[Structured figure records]
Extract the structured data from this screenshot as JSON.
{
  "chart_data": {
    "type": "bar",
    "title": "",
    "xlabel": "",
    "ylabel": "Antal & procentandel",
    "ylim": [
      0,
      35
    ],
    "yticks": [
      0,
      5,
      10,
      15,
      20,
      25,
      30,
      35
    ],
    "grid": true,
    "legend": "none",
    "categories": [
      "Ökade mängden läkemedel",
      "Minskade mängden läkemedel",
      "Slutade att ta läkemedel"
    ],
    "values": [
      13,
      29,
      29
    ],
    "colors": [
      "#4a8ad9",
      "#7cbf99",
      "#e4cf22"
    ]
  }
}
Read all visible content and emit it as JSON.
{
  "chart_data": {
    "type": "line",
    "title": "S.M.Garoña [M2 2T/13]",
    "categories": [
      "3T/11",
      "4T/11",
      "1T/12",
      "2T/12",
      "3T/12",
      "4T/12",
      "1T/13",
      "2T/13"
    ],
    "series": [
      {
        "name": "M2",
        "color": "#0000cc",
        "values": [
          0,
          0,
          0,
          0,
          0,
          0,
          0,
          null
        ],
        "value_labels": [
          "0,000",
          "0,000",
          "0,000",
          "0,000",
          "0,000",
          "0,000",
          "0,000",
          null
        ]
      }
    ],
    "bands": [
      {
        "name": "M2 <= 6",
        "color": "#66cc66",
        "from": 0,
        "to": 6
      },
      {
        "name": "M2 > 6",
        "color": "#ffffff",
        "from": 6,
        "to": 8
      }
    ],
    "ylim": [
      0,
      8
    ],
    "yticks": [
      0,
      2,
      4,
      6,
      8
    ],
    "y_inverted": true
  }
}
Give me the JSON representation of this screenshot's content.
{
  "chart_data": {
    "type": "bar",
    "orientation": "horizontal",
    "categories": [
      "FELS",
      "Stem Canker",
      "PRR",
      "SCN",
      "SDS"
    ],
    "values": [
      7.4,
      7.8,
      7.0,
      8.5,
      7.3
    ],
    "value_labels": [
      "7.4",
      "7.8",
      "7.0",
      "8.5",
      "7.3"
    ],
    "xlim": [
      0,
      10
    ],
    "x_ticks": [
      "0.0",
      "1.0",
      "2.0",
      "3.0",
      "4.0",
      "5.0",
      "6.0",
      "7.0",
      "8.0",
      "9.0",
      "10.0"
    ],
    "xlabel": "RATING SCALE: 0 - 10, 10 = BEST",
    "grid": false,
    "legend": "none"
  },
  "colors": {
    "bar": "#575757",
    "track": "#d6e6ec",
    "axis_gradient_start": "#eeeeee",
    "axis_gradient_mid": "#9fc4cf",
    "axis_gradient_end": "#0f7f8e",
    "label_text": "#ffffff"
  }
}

## TASK TO CARRY OUT
All lines from the one containing "Give me the" through the final line of the listing above are to be reproduced exactly; include both and add nothing.

## FINISHED EXERCISE
Give me the JSON representation of this screenshot's content.
{
  "chart_data": {
    "type": "bar",
    "orientation": "horizontal",
    "categories": [
      "FELS",
      "Stem Canker",
      "PRR",
      "SCN",
      "SDS"
    ],
    "values": [
      7.4,
      7.8,
      7.0,
      8.5,
      7.3
    ],
    "value_labels": [
      "7.4",
      "7.8",
      "7.0",
      "8.5",
      "7.3"
    ],
    "xlim": [
      0,
      10
    ],
    "x_ticks": [
      "0.0",
      "1.0",
      "2.0",
      "3.0",
      "4.0",
      "5.0",
      "6.0",
      "7.0",
      "8.0",
      "9.0",
      "10.0"
    ],
    "xlabel": "RATING SCALE: 0 - 10, 10 = BEST",
    "grid": false,
    "legend": "none"
  },
  "colors": {
    "bar": "#575757",
    "track": "#d6e6ec",
    "axis_gradient_start": "#eeeeee",
    "axis_gradient_mid": "#9fc4cf",
    "axis_gradient_end": "#0f7f8e",
    "label_text": "#ffffff"
  }
}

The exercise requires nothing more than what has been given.